THE EXERCISE -> Find the lines containing the word "nTAT" and copy every one of them.

Rows from a dataset
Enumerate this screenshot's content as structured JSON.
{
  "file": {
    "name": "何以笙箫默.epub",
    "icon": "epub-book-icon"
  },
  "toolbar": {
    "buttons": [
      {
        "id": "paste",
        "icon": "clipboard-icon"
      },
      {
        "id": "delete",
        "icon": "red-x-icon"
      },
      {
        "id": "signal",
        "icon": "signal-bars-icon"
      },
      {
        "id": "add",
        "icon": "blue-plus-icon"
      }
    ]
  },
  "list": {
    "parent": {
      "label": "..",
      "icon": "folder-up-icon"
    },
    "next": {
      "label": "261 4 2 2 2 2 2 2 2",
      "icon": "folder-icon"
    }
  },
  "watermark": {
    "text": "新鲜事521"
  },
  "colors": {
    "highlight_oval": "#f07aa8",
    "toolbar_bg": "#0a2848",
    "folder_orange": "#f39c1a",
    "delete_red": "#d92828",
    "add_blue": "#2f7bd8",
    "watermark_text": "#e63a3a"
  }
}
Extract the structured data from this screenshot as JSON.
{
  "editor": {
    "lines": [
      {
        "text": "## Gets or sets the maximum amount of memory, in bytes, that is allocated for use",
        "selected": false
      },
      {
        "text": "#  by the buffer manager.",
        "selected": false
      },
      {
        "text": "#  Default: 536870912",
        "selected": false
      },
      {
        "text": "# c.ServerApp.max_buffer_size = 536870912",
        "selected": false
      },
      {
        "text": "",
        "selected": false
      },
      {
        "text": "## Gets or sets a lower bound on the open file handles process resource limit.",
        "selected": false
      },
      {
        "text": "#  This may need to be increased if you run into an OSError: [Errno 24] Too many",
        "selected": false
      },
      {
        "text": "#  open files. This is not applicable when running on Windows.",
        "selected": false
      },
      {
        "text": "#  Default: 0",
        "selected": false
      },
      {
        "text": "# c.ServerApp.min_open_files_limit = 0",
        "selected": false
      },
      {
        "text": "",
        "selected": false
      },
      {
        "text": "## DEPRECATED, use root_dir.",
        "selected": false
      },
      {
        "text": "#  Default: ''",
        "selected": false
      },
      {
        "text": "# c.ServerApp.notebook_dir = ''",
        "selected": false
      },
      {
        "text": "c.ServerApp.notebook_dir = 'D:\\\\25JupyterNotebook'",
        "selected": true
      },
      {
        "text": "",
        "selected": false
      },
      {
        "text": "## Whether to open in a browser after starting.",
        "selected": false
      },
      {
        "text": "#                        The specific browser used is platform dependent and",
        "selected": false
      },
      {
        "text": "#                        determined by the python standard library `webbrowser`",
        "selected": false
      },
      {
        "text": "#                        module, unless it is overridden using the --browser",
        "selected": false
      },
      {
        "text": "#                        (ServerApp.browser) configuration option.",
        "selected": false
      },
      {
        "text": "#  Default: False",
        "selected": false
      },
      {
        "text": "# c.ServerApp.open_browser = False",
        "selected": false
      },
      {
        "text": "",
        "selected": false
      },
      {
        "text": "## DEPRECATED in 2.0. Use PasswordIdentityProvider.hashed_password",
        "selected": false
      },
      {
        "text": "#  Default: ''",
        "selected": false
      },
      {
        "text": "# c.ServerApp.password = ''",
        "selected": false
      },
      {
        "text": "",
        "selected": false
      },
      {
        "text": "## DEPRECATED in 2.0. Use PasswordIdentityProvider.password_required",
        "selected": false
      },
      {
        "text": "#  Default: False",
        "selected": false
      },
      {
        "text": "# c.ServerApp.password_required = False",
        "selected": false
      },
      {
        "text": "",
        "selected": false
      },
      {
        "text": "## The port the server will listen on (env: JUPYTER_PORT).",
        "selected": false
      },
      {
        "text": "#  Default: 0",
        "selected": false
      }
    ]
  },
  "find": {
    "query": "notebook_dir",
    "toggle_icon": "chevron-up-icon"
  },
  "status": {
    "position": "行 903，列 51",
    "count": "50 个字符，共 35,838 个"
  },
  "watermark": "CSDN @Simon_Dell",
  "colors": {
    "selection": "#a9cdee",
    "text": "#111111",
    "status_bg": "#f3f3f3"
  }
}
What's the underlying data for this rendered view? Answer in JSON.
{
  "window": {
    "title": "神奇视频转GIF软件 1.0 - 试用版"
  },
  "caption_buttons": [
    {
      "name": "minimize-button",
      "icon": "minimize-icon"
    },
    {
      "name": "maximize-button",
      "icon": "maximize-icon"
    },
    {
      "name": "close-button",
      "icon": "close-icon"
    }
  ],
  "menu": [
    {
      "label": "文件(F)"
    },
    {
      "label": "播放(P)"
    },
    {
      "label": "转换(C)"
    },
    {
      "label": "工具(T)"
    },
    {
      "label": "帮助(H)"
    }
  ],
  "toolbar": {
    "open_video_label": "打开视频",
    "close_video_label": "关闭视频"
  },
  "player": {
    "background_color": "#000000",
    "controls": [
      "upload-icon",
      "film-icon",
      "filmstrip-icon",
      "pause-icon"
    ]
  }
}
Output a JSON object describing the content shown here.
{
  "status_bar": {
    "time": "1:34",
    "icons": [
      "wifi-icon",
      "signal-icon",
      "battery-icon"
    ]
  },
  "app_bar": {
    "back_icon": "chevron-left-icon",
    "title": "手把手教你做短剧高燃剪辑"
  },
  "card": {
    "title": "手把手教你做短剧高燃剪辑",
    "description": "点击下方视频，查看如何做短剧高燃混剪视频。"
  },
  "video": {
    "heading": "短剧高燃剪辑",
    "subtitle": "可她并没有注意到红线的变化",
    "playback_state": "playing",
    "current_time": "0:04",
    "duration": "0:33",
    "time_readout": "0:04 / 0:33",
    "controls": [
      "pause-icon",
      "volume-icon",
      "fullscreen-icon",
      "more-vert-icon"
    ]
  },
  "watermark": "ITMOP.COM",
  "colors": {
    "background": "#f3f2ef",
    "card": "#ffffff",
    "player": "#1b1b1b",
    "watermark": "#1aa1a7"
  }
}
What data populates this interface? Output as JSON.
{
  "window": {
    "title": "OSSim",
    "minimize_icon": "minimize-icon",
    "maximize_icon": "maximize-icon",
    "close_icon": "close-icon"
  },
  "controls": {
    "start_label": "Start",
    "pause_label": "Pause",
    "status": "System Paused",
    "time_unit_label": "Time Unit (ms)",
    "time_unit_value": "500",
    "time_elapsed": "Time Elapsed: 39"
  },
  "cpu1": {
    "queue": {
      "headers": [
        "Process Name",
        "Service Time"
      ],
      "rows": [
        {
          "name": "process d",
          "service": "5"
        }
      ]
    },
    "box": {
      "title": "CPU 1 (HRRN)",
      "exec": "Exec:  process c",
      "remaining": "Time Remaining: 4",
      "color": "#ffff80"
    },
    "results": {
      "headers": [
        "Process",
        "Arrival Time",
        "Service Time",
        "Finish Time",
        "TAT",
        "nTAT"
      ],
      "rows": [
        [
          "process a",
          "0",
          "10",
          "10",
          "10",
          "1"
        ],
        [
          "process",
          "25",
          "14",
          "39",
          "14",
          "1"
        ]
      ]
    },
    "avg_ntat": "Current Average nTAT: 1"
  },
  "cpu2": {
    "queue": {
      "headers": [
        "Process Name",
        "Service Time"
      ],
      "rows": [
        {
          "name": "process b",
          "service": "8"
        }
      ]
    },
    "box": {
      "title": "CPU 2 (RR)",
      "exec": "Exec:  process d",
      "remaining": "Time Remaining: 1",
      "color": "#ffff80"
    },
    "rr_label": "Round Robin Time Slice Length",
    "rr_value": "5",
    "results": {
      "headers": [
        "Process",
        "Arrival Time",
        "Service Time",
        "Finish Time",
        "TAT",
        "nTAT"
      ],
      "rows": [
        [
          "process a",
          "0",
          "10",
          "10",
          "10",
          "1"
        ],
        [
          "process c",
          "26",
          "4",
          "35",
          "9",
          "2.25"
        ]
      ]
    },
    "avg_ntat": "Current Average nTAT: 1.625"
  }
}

OUTPUT OF THE TASK ->
        "nTAT"
    "avg_ntat": "Current Average nTAT: 1"
        "nTAT"
    "avg_ntat": "Current Average nTAT: 1.625"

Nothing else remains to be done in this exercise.